::: DATA PROVIDED :::
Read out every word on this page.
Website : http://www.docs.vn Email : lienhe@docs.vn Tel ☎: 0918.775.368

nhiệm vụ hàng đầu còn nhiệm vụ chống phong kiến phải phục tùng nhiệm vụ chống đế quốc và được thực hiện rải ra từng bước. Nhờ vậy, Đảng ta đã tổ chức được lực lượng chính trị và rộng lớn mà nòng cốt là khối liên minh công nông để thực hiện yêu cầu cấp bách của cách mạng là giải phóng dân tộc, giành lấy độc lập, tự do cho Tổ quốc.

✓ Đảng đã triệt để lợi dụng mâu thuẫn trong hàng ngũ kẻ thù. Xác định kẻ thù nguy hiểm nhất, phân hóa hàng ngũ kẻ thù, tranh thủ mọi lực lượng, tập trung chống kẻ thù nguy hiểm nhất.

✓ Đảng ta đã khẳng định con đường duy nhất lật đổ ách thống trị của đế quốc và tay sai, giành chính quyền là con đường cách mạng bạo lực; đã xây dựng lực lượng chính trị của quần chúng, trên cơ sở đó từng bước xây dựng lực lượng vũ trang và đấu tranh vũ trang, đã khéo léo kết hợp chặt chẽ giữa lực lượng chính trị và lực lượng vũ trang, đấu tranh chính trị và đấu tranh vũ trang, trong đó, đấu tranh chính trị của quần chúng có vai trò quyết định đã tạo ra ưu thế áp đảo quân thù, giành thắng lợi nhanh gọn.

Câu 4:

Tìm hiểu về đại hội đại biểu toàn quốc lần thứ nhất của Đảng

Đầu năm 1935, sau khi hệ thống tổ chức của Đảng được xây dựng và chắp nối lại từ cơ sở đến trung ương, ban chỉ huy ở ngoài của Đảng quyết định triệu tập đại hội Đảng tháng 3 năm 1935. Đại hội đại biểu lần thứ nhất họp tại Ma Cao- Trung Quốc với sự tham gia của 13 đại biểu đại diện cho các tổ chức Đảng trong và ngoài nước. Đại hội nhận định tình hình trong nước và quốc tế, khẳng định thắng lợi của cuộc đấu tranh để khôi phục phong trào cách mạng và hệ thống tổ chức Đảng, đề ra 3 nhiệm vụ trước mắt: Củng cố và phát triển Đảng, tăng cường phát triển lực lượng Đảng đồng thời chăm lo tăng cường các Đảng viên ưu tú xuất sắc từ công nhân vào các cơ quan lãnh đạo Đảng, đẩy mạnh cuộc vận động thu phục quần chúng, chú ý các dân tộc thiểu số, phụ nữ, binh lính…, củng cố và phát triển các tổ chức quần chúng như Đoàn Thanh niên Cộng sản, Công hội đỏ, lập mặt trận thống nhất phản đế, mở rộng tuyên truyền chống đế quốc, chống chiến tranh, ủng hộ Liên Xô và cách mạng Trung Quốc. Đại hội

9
:::
DO THIS
Copy every line of the data that holds the string "quần".

RESULT OF THIS EXERCISE
✓ Đảng ta đã khẳng định con đường duy nhất lật đổ ách thống trị của đế quốc và tay sai, giành chính quyền là con đường cách mạng bạo lực; đã xây dựng lực lượng chính trị của quần chúng, trên cơ sở đó từng bước xây dựng lực lượng vũ trang và đấu tranh vũ trang, đã khéo léo kết hợp chặt chẽ giữa lực lượng chính trị và lực lượng vũ trang, đấu tranh chính trị và đấu tranh vũ trang, trong đó, đấu tranh chính trị của quần chúng có vai trò quyết định đã tạo ra ưu thế áp đảo quân thù, giành thắng lợi nhanh gọn.
Đầu năm 1935, sau khi hệ thống tổ chức của Đảng được xây dựng và chắp nối lại từ cơ sở đến trung ương, ban chỉ huy ở ngoài của Đảng quyết định triệu tập đại hội Đảng tháng 3 năm 1935. Đại hội đại biểu lần thứ nhất họp tại Ma Cao- Trung Quốc với sự tham gia của 13 đại biểu đại diện cho các tổ chức Đảng trong và ngoài nước. Đại hội nhận định tình hình trong nước và quốc tế, khẳng định thắng lợi của cuộc đấu tranh để khôi phục phong trào cách mạng và hệ thống tổ chức Đảng, đề ra 3 nhiệm vụ trước mắt: Củng cố và phát triển Đảng, tăng cường phát triển lực lượng Đảng đồng thời chăm lo tăng cường các Đảng viên ưu tú xuất sắc từ công nhân vào các cơ quan lãnh đạo Đảng, đẩy mạnh cuộc vận động thu phục quần chúng, chú ý các dân tộc thiểu số, phụ nữ, binh lính…, củng cố và phát triển các tổ chức quần chúng như Đoàn Thanh niên Cộng sản, Công hội đỏ, lập mặt trận thống nhất phản đế, mở rộng tuyên truyền chống đế quốc, chống chiến tranh, ủng hộ Liên Xô và cách mạng Trung Quốc. Đại hội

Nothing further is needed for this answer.